-- START OF GIVEN RECORDS --

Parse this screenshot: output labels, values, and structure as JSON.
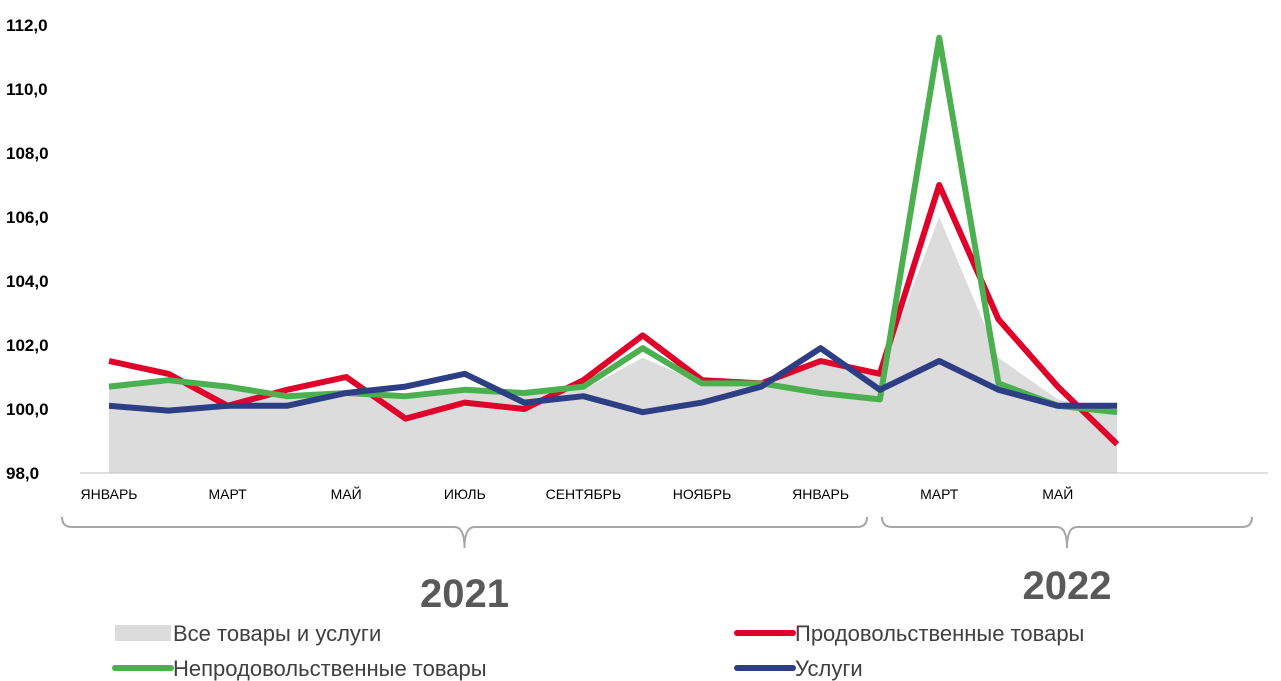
{
  "chart_data": {
    "type": "line",
    "title": "",
    "xlabel": "",
    "ylabel": "",
    "ylim": [
      98,
      112
    ],
    "yticks": [
      "98,0",
      "100,0",
      "102,0",
      "104,0",
      "106,0",
      "108,0",
      "110,0",
      "112,0"
    ],
    "x": [
      "2021-01",
      "2021-02",
      "2021-03",
      "2021-04",
      "2021-05",
      "2021-06",
      "2021-07",
      "2021-08",
      "2021-09",
      "2021-10",
      "2021-11",
      "2021-12",
      "2022-01",
      "2022-02",
      "2022-03",
      "2022-04",
      "2022-05",
      "2022-06"
    ],
    "xtick_labels": [
      {
        "index": 0,
        "label": "ЯНВАРЬ"
      },
      {
        "index": 2,
        "label": "МАРТ"
      },
      {
        "index": 4,
        "label": "МАЙ"
      },
      {
        "index": 6,
        "label": "ИЮЛЬ"
      },
      {
        "index": 8,
        "label": "СЕНТЯБРЬ"
      },
      {
        "index": 10,
        "label": "НОЯБРЬ"
      },
      {
        "index": 12,
        "label": "ЯНВАРЬ"
      },
      {
        "index": 14,
        "label": "МАРТ"
      },
      {
        "index": 16,
        "label": "МАЙ"
      }
    ],
    "year_groups": [
      {
        "label": "2021",
        "start_index": 0,
        "end_index": 11
      },
      {
        "label": "2022",
        "start_index": 12,
        "end_index": 17
      }
    ],
    "legend_position": "bottom",
    "grid": false,
    "series": [
      {
        "name": "Все товары и услуги",
        "kind": "area",
        "color": "#dcdcdc",
        "values": [
          100.7,
          100.8,
          100.7,
          100.4,
          100.5,
          100.4,
          100.5,
          100.5,
          100.6,
          101.6,
          100.8,
          100.7,
          101.4,
          101.1,
          106.0,
          101.6,
          100.3,
          99.9
        ]
      },
      {
        "name": "Продовольственные товары",
        "kind": "line",
        "color": "#e0002a",
        "values": [
          101.5,
          101.1,
          100.1,
          100.6,
          101.0,
          99.7,
          100.2,
          100.0,
          100.9,
          102.3,
          100.9,
          100.8,
          101.5,
          101.1,
          107.0,
          102.8,
          100.7,
          98.9
        ]
      },
      {
        "name": "Непродовольственные товары",
        "kind": "line",
        "color": "#4caf50",
        "values": [
          100.7,
          100.9,
          100.7,
          100.4,
          100.5,
          100.4,
          100.6,
          100.5,
          100.7,
          101.9,
          100.8,
          100.8,
          100.5,
          100.3,
          111.6,
          100.8,
          100.1,
          99.9
        ]
      },
      {
        "name": "Услуги",
        "kind": "line",
        "color": "#2d3e85",
        "values": [
          100.1,
          99.95,
          100.1,
          100.1,
          100.5,
          100.7,
          101.1,
          100.2,
          100.4,
          99.9,
          100.2,
          100.7,
          101.9,
          100.6,
          101.5,
          100.6,
          100.1,
          100.1
        ]
      }
    ]
  }
}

-- END OF GIVEN RECORDS --

WORK REQUIRED – Copy each line from the records above that includes the string "color".

SOLUTION TO THIS TASK –
        "color": "#dcdcdc",
        "color": "#e0002a",
        "color": "#4caf50",
        "color": "#2d3e85",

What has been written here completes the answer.